- _Task prompt_:
Copy every entry word for word. Skip the pictures.
○ ○ ○ ○ ○
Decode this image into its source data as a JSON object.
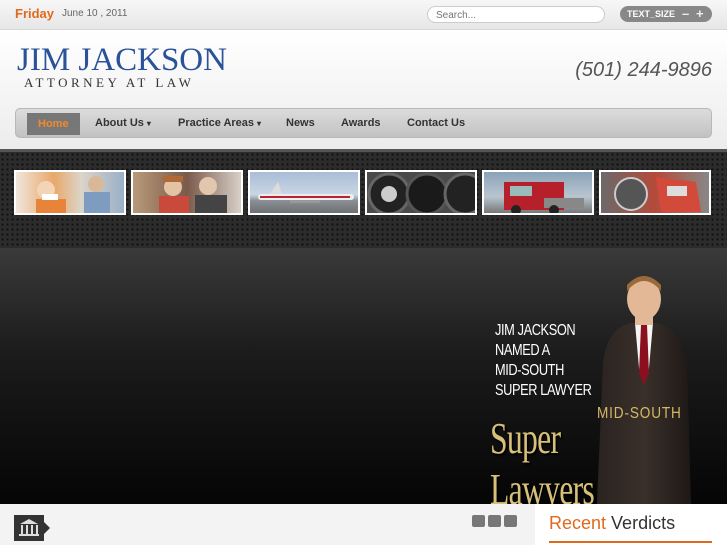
{
  "topbar": {
    "day": "Friday",
    "date": "June 10 , 2011",
    "search_placeholder": "Search...",
    "text_size_label": "TEXT_SIZE",
    "decrease": "–",
    "increase": "+"
  },
  "header": {
    "logo_name": "JIM JACKSON",
    "logo_sub": "ATTORNEY AT LAW",
    "phone": "(501) 244-9896"
  },
  "nav": {
    "items": [
      {
        "label": "Home"
      },
      {
        "label": "About Us"
      },
      {
        "label": "Practice Areas"
      },
      {
        "label": "News"
      },
      {
        "label": "Awards"
      },
      {
        "label": "Contact Us"
      }
    ],
    "caret": "▾"
  },
  "gallery": {
    "thumbs": [
      "injury",
      "elderly-couple",
      "airplane",
      "tires",
      "truck",
      "car-wreck"
    ]
  },
  "hero": {
    "line1": "JIM JACKSON",
    "line2": "NAMED A",
    "line3": "MID-SOUTH",
    "line4": "SUPER LAWYER",
    "badge_top": "MID-SOUTH",
    "badge_main": "Super Lawyers"
  },
  "recent": {
    "word1": "Recent",
    "word2": " Verdicts"
  },
  "colors": {
    "accent": "#e06a1b",
    "logo_blue": "#2a5298",
    "gold": "#d9c07a"
  }
}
○ ○ ○ ○ ○
- _Response to the exercise_:
Decode this image into its source data as a JSON object.
{
  "topbar": {
    "day": "Friday",
    "date": "June 10 , 2011",
    "search_placeholder": "Search...",
    "text_size_label": "TEXT_SIZE",
    "decrease": "–",
    "increase": "+"
  },
  "header": {
    "logo_name": "JIM JACKSON",
    "logo_sub": "ATTORNEY AT LAW",
    "phone": "(501) 244-9896"
  },
  "nav": {
    "items": [
      {
        "label": "Home"
      },
      {
        "label": "About Us"
      },
      {
        "label": "Practice Areas"
      },
      {
        "label": "News"
      },
      {
        "label": "Awards"
      },
      {
        "label": "Contact Us"
      }
    ],
    "caret": "▾"
  },
  "gallery": {
    "thumbs": [
      "injury",
      "elderly-couple",
      "airplane",
      "tires",
      "truck",
      "car-wreck"
    ]
  },
  "hero": {
    "line1": "JIM JACKSON",
    "line2": "NAMED A",
    "line3": "MID-SOUTH",
    "line4": "SUPER LAWYER",
    "badge_top": "MID-SOUTH",
    "badge_main": "Super Lawyers"
  },
  "recent": {
    "word1": "Recent",
    "word2": " Verdicts"
  },
  "colors": {
    "accent": "#e06a1b",
    "logo_blue": "#2a5298",
    "gold": "#d9c07a"
  }
}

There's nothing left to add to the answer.